[Excerpted records]:
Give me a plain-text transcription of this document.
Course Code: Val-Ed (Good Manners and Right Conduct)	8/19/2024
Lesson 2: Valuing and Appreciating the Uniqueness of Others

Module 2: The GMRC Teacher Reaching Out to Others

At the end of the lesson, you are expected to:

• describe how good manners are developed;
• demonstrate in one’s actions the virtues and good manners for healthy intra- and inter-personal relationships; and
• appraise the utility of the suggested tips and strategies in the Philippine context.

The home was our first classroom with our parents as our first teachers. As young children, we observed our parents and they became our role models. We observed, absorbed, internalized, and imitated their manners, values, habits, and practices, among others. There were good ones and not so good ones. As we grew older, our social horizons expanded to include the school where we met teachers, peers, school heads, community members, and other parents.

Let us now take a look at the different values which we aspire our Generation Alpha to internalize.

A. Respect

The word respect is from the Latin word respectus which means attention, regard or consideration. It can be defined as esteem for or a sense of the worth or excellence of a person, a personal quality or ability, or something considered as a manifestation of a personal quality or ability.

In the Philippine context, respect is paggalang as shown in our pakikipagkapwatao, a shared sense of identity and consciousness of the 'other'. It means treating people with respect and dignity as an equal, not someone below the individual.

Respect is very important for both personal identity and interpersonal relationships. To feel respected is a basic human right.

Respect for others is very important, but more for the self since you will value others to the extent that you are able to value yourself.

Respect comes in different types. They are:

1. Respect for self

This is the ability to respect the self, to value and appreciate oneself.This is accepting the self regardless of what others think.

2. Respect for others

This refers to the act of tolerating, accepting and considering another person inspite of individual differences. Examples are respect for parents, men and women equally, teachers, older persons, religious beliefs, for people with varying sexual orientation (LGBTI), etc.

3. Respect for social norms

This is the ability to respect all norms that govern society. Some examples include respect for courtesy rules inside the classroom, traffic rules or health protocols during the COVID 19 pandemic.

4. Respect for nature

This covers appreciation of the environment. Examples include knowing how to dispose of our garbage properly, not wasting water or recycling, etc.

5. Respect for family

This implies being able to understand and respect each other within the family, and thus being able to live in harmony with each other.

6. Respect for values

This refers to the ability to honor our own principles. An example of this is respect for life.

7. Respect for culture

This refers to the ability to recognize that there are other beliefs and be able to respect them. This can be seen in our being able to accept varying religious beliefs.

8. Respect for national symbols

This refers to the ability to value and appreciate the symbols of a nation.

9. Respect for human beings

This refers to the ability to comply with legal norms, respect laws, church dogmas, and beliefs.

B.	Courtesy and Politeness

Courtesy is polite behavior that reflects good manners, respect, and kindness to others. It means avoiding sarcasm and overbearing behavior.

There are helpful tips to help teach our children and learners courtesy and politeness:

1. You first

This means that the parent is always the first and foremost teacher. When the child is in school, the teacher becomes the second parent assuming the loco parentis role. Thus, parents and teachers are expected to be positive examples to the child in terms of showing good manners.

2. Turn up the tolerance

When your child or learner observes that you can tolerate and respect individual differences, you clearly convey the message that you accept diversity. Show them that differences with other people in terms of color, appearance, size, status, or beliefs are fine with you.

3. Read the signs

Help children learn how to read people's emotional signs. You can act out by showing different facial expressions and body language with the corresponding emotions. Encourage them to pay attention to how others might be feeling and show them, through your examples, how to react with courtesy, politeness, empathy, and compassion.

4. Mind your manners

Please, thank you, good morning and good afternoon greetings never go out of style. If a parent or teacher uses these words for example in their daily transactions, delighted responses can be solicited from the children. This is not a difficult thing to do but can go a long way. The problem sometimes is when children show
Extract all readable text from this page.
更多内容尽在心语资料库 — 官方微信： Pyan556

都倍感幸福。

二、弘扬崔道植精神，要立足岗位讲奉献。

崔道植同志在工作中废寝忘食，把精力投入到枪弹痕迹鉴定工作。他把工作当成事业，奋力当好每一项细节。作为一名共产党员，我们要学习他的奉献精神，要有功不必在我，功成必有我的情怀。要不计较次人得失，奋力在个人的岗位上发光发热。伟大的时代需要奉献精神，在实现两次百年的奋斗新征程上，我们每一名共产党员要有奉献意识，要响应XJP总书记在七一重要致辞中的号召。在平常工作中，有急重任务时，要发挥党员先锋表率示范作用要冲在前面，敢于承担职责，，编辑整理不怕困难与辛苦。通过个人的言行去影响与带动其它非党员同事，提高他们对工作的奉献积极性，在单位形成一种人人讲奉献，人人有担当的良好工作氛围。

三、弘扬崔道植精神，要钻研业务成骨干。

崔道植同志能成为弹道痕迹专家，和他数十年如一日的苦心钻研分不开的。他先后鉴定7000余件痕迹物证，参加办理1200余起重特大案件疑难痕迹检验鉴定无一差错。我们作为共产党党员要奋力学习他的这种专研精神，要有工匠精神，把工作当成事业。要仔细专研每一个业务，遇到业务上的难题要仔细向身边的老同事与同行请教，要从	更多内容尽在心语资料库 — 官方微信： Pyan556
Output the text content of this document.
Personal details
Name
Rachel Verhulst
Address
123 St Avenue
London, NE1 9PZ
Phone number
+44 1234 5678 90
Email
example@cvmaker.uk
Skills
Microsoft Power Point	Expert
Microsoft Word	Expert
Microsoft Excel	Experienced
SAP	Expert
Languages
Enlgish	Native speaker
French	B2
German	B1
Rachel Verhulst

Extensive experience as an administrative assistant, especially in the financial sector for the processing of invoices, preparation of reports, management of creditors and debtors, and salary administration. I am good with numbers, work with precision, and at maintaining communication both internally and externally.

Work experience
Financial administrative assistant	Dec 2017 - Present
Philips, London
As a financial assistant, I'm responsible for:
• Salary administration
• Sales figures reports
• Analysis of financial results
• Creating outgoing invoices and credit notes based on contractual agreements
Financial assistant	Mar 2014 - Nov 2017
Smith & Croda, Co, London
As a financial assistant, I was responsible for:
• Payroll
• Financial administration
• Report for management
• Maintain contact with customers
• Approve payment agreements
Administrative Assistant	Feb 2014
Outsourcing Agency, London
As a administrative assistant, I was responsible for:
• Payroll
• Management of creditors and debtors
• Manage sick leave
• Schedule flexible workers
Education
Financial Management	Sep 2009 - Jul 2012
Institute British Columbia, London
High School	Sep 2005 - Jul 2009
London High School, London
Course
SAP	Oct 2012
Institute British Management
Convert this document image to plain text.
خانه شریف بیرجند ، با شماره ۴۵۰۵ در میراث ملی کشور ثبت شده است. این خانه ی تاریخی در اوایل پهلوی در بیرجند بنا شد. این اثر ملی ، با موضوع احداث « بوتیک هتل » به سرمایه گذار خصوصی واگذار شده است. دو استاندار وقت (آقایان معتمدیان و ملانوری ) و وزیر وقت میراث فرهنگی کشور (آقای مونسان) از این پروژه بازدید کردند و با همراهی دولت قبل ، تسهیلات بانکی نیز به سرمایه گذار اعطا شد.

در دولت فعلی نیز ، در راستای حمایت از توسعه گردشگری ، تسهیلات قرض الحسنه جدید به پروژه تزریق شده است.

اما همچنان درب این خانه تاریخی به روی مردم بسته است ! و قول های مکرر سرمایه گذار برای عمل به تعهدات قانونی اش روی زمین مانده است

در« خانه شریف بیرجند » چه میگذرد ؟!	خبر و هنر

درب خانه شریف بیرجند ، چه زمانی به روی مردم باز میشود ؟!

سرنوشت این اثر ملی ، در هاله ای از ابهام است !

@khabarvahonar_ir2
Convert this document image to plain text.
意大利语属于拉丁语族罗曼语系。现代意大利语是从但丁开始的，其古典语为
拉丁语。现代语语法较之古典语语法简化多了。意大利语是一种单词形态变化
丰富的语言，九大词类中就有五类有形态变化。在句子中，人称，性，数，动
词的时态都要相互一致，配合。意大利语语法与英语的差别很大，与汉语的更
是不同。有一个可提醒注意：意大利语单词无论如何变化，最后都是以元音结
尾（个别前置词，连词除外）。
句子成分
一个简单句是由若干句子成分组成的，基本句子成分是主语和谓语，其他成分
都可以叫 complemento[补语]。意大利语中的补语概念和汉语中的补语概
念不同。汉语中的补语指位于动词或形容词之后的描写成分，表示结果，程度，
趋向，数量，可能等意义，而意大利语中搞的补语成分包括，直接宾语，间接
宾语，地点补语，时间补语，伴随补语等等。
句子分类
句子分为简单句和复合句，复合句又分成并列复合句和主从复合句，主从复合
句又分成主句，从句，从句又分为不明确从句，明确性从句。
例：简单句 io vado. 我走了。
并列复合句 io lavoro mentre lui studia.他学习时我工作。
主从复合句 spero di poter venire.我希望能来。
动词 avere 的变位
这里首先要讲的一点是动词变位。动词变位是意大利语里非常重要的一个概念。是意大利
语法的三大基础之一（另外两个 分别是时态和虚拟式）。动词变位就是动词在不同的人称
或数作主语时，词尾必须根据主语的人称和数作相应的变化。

[Instruction]:
From the listing above, find the number of lines with the word "showing" in them. Answer with the number only.

[The reply]:
2